Short problem
From the line that contains "Serialize everything readable" to the last line of the data below, transcribe every line exactly. Do not include the pictures.
-- -- --
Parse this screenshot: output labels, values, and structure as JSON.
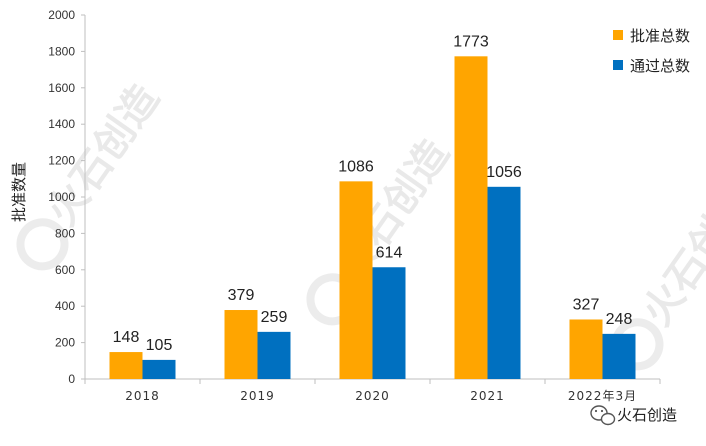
{
  "chart_data": {
    "type": "bar",
    "categories": [
      "2018",
      "2019",
      "2020",
      "2021",
      "2022年3月"
    ],
    "series": [
      {
        "name": "批准总数",
        "color": "#FFA500",
        "values": [
          148,
          379,
          1086,
          1773,
          327
        ]
      },
      {
        "name": "通过总数",
        "color": "#0070C0",
        "values": [
          105,
          259,
          614,
          1056,
          248
        ]
      }
    ],
    "ylabel": "批准数量",
    "xlabel": "",
    "ylim": [
      0,
      2000
    ],
    "yticks": [
      0,
      200,
      400,
      600,
      800,
      1000,
      1200,
      1400,
      1600,
      1800,
      2000
    ],
    "grid": false,
    "legend_position": "top-right"
  },
  "watermark": {
    "text": "火石创造"
  },
  "credit": {
    "text": "火石创造",
    "icon": "wechat-icon"
  }
}
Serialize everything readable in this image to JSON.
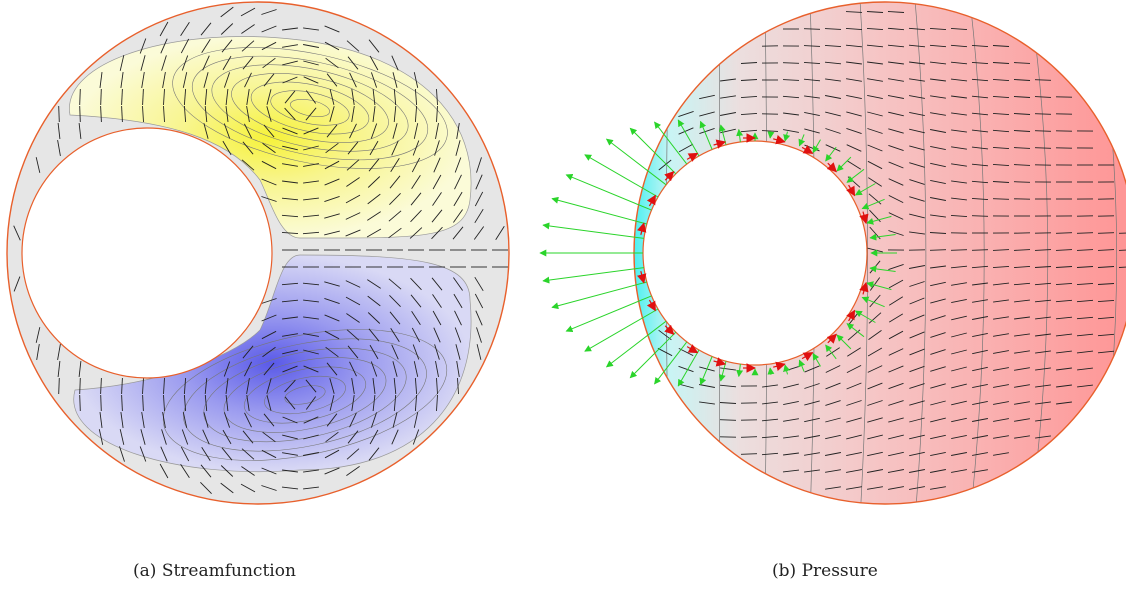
{
  "panels": [
    {
      "label": "(a)",
      "caption": "Streamfunction"
    },
    {
      "label": "(b)",
      "caption": "Pressure"
    }
  ],
  "colors": {
    "boundary": "#e8602c",
    "background_fill": "#e6e6e6",
    "streamfunction_positive": "#f5f03a",
    "streamfunction_negative": "#5a5ae6",
    "pressure_high": "#ff8f8f",
    "pressure_low": "#3ff0f0",
    "normal_force_arrows": "#2ad42a",
    "shear_force_arrows": "#e01010",
    "field_glyphs": "#222222"
  }
}
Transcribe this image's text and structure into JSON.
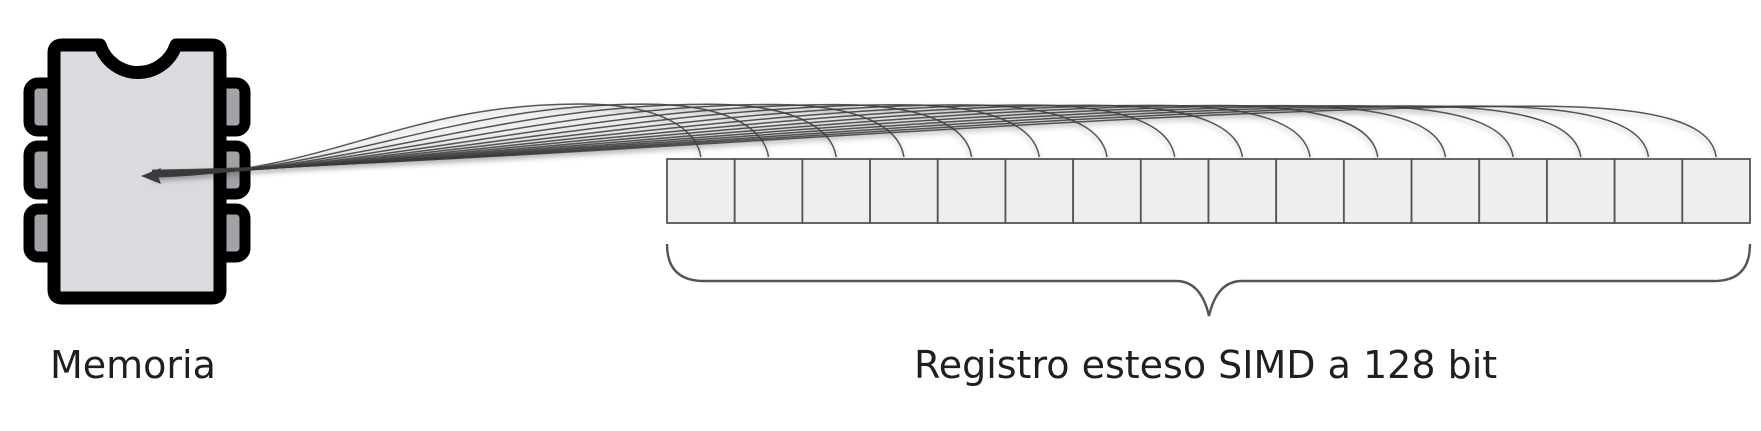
{
  "memory_label": "Memoria",
  "register_label": "Registro esteso SIMD a 128 bit",
  "register": {
    "lane_count": 16
  },
  "colors": {
    "chip_body": "#d9dbde",
    "chip_outline": "#000000",
    "chip_pin": "#a1a3a6",
    "register_cell": "#eeeeee",
    "register_border": "#555555",
    "wire": "#3b3b3b",
    "brace": "#555555",
    "text": "#1f1f1f"
  }
}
-- -- --
Result below
Serialize everything readable in this image to JSON.
{
  "panels": [
    {
      "label": "(a)",
      "caption": "Streamfunction"
    },
    {
      "label": "(b)",
      "caption": "Pressure"
    }
  ],
  "colors": {
    "boundary": "#e8602c",
    "background_fill": "#e6e6e6",
    "streamfunction_positive": "#f5f03a",
    "streamfunction_negative": "#5a5ae6",
    "pressure_high": "#ff8f8f",
    "pressure_low": "#3ff0f0",
    "normal_force_arrows": "#2ad42a",
    "shear_force_arrows": "#e01010",
    "field_glyphs": "#222222"
  }
}
Transcribe this image's text and structure into JSON.
{
  "memory_label": "Memoria",
  "register_label": "Registro esteso SIMD a 128 bit",
  "register": {
    "lane_count": 16
  },
  "colors": {
    "chip_body": "#d9dbde",
    "chip_outline": "#000000",
    "chip_pin": "#a1a3a6",
    "register_cell": "#eeeeee",
    "register_border": "#555555",
    "wire": "#3b3b3b",
    "brace": "#555555",
    "text": "#1f1f1f"
  }
}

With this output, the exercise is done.